## Instructions to follow
Give the records back in full, exactly as they read.

## Listed records
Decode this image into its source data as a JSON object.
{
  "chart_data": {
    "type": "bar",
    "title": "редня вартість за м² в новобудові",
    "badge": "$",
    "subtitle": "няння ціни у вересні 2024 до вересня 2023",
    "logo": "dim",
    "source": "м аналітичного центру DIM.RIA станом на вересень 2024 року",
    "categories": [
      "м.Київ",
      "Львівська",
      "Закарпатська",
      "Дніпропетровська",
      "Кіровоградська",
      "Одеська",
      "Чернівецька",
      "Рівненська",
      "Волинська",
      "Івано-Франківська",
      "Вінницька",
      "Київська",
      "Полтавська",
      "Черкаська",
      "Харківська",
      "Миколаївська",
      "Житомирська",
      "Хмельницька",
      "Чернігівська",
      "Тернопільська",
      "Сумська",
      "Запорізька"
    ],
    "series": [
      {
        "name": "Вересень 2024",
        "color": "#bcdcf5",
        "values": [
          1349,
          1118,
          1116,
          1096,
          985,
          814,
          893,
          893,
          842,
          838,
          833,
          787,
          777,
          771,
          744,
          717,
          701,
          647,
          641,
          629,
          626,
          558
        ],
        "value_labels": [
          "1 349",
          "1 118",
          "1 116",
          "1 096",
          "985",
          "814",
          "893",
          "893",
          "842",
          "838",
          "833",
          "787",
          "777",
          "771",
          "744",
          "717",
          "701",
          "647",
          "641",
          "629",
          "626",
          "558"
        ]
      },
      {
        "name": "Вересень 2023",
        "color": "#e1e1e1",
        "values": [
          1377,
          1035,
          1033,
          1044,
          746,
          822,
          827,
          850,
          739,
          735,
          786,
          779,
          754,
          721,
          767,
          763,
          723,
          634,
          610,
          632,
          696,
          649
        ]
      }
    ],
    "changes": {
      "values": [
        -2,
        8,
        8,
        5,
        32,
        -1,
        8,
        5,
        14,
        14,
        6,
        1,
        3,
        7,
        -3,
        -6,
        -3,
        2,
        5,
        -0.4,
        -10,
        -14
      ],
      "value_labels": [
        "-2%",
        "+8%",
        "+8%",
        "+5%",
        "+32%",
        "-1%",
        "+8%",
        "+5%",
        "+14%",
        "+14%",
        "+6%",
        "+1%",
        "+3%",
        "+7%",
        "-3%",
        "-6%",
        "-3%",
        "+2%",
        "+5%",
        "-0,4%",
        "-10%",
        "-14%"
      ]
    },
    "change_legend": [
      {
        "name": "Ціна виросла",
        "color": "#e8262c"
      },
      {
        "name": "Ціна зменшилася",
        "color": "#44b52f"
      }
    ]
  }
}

## Solution for this task
Decode this image into its source data as a JSON object.
{
  "chart_data": {
    "type": "bar",
    "title": "редня вартість за м² в новобудові",
    "badge": "$",
    "subtitle": "няння ціни у вересні 2024 до вересня 2023",
    "logo": "dim",
    "source": "м аналітичного центру DIM.RIA станом на вересень 2024 року",
    "categories": [
      "м.Київ",
      "Львівська",
      "Закарпатська",
      "Дніпропетровська",
      "Кіровоградська",
      "Одеська",
      "Чернівецька",
      "Рівненська",
      "Волинська",
      "Івано-Франківська",
      "Вінницька",
      "Київська",
      "Полтавська",
      "Черкаська",
      "Харківська",
      "Миколаївська",
      "Житомирська",
      "Хмельницька",
      "Чернігівська",
      "Тернопільська",
      "Сумська",
      "Запорізька"
    ],
    "series": [
      {
        "name": "Вересень 2024",
        "color": "#bcdcf5",
        "values": [
          1349,
          1118,
          1116,
          1096,
          985,
          814,
          893,
          893,
          842,
          838,
          833,
          787,
          777,
          771,
          744,
          717,
          701,
          647,
          641,
          629,
          626,
          558
        ],
        "value_labels": [
          "1 349",
          "1 118",
          "1 116",
          "1 096",
          "985",
          "814",
          "893",
          "893",
          "842",
          "838",
          "833",
          "787",
          "777",
          "771",
          "744",
          "717",
          "701",
          "647",
          "641",
          "629",
          "626",
          "558"
        ]
      },
      {
        "name": "Вересень 2023",
        "color": "#e1e1e1",
        "values": [
          1377,
          1035,
          1033,
          1044,
          746,
          822,
          827,
          850,
          739,
          735,
          786,
          779,
          754,
          721,
          767,
          763,
          723,
          634,
          610,
          632,
          696,
          649
        ]
      }
    ],
    "changes": {
      "values": [
        -2,
        8,
        8,
        5,
        32,
        -1,
        8,
        5,
        14,
        14,
        6,
        1,
        3,
        7,
        -3,
        -6,
        -3,
        2,
        5,
        -0.4,
        -10,
        -14
      ],
      "value_labels": [
        "-2%",
        "+8%",
        "+8%",
        "+5%",
        "+32%",
        "-1%",
        "+8%",
        "+5%",
        "+14%",
        "+14%",
        "+6%",
        "+1%",
        "+3%",
        "+7%",
        "-3%",
        "-6%",
        "-3%",
        "+2%",
        "+5%",
        "-0,4%",
        "-10%",
        "-14%"
      ]
    },
    "change_legend": [
      {
        "name": "Ціна виросла",
        "color": "#e8262c"
      },
      {
        "name": "Ціна зменшилася",
        "color": "#44b52f"
      }
    ]
  }
}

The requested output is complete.